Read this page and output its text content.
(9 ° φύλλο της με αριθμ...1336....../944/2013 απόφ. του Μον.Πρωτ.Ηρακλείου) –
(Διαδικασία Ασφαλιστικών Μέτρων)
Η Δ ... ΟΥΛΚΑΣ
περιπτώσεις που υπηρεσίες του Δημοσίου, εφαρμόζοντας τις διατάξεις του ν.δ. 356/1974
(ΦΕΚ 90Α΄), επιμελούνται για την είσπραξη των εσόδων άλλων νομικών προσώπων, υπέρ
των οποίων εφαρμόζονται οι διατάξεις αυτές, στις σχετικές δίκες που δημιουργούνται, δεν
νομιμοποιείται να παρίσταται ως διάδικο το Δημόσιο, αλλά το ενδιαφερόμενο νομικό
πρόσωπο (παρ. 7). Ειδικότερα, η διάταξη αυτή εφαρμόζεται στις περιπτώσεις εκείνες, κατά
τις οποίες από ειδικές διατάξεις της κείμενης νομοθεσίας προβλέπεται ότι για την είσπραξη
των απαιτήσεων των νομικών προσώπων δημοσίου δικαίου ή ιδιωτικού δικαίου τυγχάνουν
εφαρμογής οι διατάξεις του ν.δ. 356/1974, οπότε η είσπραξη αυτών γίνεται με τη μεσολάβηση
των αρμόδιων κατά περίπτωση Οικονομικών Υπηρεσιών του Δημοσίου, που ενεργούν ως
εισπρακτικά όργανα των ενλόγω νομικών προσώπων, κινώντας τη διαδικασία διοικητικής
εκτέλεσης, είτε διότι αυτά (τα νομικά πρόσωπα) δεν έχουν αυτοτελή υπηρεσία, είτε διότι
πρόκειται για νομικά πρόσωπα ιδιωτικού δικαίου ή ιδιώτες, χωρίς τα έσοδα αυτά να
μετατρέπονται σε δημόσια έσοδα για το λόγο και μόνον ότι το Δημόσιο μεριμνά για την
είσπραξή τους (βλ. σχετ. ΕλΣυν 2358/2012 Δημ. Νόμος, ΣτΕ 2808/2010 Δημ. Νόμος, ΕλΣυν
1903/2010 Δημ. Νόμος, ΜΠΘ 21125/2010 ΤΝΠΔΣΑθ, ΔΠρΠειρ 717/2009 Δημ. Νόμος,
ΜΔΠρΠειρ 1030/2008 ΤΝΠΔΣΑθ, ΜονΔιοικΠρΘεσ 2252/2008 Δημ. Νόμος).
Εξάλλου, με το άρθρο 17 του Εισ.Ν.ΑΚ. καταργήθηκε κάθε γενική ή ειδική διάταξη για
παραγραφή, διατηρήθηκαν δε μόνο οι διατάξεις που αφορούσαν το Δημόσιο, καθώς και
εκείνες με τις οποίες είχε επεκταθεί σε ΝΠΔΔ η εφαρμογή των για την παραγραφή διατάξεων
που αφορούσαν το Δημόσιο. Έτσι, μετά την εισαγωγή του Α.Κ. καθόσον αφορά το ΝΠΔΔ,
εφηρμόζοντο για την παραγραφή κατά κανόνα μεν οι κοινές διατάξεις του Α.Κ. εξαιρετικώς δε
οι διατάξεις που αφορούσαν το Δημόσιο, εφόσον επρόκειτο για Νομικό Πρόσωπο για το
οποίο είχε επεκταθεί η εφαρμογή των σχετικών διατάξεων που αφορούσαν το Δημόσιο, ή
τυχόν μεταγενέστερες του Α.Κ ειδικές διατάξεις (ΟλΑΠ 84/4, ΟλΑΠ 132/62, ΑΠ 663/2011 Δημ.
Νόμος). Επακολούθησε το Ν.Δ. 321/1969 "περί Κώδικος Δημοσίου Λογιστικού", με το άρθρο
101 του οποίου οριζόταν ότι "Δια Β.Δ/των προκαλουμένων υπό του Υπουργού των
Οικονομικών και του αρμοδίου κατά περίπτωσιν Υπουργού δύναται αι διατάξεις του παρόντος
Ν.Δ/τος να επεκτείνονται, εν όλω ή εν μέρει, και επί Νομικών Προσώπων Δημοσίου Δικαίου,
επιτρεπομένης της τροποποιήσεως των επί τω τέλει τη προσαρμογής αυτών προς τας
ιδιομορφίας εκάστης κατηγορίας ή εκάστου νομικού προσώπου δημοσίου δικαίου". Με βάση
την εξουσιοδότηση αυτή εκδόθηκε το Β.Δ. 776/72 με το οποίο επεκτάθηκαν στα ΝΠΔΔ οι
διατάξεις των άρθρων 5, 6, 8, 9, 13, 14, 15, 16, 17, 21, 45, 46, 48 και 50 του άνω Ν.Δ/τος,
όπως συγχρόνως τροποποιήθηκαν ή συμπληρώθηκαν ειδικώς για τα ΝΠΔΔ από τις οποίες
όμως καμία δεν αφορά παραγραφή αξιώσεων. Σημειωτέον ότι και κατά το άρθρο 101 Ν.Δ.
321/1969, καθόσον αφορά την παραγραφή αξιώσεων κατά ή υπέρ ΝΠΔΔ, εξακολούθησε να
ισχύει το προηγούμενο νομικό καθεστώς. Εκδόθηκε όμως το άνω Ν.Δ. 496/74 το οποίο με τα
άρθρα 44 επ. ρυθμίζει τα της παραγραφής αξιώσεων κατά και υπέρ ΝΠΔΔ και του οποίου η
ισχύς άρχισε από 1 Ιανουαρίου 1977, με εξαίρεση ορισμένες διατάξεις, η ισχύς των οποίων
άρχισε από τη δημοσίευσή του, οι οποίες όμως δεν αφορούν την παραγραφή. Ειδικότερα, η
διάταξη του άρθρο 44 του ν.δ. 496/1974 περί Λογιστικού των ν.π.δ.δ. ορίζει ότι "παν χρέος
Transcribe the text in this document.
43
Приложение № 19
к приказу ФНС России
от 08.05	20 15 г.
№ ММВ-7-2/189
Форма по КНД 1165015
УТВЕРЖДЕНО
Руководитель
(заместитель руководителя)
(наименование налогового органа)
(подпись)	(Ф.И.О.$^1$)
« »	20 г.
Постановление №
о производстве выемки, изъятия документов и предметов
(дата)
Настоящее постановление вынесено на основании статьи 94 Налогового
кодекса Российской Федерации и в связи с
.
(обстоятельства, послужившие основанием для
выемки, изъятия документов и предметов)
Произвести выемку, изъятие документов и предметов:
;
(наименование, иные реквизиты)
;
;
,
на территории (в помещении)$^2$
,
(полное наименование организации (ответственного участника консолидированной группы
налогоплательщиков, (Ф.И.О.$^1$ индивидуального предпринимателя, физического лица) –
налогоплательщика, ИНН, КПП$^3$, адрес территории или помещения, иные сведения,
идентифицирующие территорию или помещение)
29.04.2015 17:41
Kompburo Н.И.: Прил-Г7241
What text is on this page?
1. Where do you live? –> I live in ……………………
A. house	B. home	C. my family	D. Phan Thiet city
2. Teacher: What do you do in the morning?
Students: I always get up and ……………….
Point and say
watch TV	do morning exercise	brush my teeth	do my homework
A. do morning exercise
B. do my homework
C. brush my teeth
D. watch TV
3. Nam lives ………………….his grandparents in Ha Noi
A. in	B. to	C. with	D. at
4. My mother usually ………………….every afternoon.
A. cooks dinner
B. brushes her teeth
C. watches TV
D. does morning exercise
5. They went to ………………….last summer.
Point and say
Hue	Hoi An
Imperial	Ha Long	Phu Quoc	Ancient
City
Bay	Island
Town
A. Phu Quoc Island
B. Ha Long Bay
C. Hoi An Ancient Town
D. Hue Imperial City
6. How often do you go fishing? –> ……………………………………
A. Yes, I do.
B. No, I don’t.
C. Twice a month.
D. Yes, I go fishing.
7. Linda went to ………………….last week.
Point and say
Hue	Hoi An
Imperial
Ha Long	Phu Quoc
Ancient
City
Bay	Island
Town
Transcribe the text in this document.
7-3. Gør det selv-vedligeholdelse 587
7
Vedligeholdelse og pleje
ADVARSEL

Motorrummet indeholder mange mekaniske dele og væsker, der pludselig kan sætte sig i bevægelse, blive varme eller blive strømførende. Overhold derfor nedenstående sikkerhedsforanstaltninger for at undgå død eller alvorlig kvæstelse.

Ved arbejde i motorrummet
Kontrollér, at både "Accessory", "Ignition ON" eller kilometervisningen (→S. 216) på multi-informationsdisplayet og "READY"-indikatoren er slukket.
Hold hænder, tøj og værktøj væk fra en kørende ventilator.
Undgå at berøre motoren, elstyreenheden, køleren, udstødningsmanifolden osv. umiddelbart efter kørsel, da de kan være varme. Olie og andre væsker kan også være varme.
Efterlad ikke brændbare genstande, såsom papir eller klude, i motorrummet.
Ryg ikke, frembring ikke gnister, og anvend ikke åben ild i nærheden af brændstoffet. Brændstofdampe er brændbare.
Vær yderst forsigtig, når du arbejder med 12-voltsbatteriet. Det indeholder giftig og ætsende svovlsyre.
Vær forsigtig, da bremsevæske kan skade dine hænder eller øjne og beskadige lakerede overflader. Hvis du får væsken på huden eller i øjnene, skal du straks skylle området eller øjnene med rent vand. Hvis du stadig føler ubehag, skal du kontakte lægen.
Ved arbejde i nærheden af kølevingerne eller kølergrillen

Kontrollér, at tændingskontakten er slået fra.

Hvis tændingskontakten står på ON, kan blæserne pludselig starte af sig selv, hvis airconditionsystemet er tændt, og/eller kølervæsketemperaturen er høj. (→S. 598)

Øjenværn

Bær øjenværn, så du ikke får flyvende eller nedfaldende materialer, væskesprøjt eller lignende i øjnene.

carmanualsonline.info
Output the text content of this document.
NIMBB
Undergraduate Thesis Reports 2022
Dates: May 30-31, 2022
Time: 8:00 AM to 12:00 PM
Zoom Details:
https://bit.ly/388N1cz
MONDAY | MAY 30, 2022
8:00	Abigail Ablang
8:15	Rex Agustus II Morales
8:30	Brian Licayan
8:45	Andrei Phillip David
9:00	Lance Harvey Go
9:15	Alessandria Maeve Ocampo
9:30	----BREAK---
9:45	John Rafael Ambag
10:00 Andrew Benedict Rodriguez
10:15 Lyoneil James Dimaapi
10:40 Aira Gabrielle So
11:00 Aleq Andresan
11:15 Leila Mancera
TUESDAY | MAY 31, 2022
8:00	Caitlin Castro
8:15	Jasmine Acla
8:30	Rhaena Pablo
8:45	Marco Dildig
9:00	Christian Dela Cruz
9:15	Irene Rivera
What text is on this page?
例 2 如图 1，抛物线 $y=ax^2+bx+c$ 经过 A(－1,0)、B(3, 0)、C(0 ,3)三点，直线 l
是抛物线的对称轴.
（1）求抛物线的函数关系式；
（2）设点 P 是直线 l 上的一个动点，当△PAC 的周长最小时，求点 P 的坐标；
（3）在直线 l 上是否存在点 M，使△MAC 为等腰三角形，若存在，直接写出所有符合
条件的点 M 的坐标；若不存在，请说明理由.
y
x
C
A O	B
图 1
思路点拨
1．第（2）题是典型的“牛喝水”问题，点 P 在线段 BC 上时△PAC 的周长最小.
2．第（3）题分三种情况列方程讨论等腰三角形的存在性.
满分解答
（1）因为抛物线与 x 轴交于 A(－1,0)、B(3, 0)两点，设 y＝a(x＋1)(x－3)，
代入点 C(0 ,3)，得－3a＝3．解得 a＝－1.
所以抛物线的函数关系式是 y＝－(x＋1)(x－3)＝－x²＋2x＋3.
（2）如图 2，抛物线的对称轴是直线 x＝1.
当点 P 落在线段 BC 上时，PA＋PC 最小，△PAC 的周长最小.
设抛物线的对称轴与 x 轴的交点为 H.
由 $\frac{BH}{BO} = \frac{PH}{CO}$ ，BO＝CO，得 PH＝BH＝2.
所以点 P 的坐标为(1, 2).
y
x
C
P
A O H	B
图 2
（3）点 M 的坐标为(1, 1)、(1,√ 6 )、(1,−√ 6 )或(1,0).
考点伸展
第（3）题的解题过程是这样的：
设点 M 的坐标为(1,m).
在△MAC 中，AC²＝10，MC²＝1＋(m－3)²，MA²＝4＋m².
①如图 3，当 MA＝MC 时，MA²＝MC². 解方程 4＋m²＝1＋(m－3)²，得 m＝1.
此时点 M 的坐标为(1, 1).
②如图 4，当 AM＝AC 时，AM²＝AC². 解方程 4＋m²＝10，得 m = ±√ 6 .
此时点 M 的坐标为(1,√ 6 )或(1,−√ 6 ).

______________________________

• **Work instructions**:
Return from the data every line that holds "διατάξεων".

• **Solved exercise**:
εκείνες με τις οποίες είχε επεκταθεί σε ΝΠΔΔ η εφαρμογή των για την παραγραφή διατάξεων
οποίο είχε επεκταθεί η εφαρμογή των σχετικών διατάξεων που αφορούσαν το Δημόσιο, ή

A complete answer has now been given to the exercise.